What is asked | The records below are to be repeated in full, exactly as they are.

===

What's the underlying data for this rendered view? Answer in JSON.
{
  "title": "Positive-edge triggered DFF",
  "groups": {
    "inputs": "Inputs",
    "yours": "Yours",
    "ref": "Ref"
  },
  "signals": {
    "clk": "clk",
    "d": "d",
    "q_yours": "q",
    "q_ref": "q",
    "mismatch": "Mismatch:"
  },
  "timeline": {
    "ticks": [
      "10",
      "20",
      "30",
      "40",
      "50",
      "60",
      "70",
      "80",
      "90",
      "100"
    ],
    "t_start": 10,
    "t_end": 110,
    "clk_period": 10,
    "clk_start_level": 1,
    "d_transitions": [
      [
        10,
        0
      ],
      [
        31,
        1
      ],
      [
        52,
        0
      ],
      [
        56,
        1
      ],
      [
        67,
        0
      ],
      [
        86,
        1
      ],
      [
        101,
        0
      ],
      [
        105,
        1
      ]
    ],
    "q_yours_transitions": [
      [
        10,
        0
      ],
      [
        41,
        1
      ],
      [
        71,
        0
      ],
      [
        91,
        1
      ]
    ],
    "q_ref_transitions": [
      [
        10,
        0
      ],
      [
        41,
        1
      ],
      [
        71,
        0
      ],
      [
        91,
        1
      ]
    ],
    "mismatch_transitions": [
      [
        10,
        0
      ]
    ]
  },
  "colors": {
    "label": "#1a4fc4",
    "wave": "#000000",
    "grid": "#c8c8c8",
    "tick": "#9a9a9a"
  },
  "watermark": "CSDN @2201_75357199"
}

===

Output for this task |
What's the underlying data for this rendered view? Answer in JSON.
{
  "title": "Positive-edge triggered DFF",
  "groups": {
    "inputs": "Inputs",
    "yours": "Yours",
    "ref": "Ref"
  },
  "signals": {
    "clk": "clk",
    "d": "d",
    "q_yours": "q",
    "q_ref": "q",
    "mismatch": "Mismatch:"
  },
  "timeline": {
    "ticks": [
      "10",
      "20",
      "30",
      "40",
      "50",
      "60",
      "70",
      "80",
      "90",
      "100"
    ],
    "t_start": 10,
    "t_end": 110,
    "clk_period": 10,
    "clk_start_level": 1,
    "d_transitions": [
      [
        10,
        0
      ],
      [
        31,
        1
      ],
      [
        52,
        0
      ],
      [
        56,
        1
      ],
      [
        67,
        0
      ],
      [
        86,
        1
      ],
      [
        101,
        0
      ],
      [
        105,
        1
      ]
    ],
    "q_yours_transitions": [
      [
        10,
        0
      ],
      [
        41,
        1
      ],
      [
        71,
        0
      ],
      [
        91,
        1
      ]
    ],
    "q_ref_transitions": [
      [
        10,
        0
      ],
      [
        41,
        1
      ],
      [
        71,
        0
      ],
      [
        91,
        1
      ]
    ],
    "mismatch_transitions": [
      [
        10,
        0
      ]
    ]
  },
  "colors": {
    "label": "#1a4fc4",
    "wave": "#000000",
    "grid": "#c8c8c8",
    "tick": "#9a9a9a"
  },
  "watermark": "CSDN @2201_75357199"
}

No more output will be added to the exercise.